» Extracted entries:
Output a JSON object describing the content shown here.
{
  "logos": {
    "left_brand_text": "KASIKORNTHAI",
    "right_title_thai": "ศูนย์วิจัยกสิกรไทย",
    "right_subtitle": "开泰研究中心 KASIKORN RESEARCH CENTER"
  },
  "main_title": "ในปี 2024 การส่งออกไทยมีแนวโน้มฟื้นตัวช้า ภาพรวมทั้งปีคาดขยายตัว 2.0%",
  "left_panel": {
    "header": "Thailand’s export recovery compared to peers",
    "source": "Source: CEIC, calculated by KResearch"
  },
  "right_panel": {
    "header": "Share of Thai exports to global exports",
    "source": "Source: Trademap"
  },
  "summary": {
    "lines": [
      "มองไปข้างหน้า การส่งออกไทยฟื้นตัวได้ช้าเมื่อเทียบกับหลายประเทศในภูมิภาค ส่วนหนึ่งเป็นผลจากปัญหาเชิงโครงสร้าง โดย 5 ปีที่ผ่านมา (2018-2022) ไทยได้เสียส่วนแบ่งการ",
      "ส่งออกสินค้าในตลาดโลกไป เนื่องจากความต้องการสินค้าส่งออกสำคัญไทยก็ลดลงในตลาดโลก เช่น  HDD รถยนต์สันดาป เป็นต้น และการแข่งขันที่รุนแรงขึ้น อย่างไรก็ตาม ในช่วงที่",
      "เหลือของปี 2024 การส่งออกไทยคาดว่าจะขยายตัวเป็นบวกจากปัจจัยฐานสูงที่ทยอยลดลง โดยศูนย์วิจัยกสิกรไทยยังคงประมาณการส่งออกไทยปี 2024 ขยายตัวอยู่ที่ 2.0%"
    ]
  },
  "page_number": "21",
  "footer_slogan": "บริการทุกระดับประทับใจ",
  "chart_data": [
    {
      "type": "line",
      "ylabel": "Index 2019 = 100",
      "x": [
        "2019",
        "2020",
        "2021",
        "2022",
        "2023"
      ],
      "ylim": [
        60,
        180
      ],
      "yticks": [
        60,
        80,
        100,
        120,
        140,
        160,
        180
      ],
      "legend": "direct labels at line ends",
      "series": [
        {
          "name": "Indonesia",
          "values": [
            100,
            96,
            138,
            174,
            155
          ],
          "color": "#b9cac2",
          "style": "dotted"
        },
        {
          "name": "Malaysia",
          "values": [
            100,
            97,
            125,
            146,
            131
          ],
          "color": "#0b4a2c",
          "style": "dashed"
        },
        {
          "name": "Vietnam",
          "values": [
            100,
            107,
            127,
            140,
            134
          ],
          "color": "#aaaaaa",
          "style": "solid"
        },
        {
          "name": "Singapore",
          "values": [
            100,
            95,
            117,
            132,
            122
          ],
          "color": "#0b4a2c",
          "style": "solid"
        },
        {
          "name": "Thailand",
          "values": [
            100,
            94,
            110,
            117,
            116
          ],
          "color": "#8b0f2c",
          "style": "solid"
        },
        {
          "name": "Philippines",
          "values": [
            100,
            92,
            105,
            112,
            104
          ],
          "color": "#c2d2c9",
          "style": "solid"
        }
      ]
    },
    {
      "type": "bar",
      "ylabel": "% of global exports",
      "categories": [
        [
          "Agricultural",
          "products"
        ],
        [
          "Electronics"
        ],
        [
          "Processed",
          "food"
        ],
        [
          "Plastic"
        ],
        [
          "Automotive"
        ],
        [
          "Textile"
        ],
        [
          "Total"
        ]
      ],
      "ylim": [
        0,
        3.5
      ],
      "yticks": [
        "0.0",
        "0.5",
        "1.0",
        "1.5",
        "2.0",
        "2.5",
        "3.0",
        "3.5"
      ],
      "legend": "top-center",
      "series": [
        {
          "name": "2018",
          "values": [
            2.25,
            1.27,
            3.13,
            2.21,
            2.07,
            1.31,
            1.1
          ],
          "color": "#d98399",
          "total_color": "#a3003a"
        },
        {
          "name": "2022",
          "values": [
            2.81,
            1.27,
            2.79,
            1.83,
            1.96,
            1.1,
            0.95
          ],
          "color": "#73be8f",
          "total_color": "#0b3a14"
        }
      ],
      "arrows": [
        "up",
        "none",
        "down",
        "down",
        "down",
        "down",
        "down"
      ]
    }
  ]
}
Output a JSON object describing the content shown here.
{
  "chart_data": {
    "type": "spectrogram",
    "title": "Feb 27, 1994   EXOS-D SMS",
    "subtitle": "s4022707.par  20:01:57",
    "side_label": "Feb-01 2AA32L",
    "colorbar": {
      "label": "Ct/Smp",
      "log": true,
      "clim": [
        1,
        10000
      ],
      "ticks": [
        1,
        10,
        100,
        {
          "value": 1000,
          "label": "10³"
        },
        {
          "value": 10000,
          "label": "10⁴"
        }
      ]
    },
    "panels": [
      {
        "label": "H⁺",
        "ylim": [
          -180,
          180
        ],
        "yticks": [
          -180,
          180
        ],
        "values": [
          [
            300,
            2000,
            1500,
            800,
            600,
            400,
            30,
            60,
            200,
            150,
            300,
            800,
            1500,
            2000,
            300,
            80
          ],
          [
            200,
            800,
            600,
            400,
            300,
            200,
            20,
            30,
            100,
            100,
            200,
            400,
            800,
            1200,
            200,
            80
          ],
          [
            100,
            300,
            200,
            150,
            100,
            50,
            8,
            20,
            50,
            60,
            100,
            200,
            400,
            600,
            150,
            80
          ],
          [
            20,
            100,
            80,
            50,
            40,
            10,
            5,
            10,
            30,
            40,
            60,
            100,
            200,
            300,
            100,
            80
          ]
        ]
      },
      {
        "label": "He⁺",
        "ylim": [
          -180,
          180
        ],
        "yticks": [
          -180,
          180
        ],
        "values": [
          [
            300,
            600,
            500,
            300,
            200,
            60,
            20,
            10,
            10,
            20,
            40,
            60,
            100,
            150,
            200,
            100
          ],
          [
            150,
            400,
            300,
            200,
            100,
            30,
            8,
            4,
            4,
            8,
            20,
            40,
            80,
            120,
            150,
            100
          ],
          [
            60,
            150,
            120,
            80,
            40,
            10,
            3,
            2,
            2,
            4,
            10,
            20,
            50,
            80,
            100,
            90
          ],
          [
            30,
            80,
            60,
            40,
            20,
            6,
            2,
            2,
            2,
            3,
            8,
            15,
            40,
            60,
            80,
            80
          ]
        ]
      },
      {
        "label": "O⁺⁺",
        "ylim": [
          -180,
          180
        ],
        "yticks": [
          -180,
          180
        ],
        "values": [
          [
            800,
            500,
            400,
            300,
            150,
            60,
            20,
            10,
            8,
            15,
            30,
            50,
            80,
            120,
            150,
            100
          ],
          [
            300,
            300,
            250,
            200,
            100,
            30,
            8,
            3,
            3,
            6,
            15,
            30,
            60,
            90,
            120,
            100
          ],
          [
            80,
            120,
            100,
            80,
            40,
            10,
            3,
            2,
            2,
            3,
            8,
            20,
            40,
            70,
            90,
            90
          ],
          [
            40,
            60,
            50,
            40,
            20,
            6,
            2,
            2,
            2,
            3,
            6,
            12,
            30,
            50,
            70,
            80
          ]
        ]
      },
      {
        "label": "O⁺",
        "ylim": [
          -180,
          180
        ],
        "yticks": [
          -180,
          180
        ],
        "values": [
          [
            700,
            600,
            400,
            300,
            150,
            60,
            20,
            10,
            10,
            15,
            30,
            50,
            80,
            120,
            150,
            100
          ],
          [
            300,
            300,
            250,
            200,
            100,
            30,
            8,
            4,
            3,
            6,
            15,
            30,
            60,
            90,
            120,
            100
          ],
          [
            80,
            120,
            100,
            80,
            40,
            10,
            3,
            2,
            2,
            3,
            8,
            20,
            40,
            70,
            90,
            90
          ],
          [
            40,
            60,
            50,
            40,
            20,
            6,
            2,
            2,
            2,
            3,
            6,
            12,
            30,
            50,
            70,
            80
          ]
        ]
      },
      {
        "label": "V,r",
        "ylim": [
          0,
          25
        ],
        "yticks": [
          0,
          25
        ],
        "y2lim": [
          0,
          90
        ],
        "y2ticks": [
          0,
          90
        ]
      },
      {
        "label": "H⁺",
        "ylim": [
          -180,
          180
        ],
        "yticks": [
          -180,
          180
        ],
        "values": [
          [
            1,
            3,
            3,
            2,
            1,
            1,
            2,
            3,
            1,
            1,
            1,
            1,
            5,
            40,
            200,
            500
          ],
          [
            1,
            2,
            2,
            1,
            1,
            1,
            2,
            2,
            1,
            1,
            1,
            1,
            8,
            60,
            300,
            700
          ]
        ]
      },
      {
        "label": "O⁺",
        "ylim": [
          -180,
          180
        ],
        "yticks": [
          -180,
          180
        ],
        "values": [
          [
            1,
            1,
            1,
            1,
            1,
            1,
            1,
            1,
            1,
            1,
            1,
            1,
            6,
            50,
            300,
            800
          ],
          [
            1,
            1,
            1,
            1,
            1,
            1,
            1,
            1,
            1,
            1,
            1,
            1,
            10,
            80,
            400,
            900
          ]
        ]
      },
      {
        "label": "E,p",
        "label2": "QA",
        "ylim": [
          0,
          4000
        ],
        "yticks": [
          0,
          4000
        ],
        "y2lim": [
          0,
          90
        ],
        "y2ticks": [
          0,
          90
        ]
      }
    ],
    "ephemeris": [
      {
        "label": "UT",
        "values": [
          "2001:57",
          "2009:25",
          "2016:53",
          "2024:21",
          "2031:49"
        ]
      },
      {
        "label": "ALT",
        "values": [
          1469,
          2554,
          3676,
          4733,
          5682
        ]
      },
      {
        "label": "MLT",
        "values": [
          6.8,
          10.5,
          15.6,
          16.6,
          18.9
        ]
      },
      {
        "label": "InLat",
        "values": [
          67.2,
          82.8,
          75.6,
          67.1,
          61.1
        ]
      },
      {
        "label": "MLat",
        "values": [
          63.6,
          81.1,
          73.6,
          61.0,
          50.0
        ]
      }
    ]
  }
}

» Task description:
Pull every line containing "Thailand" from the material above.

» Completed task:
    "header": "Thailand’s export recovery compared to peers",
          "name": "Thailand",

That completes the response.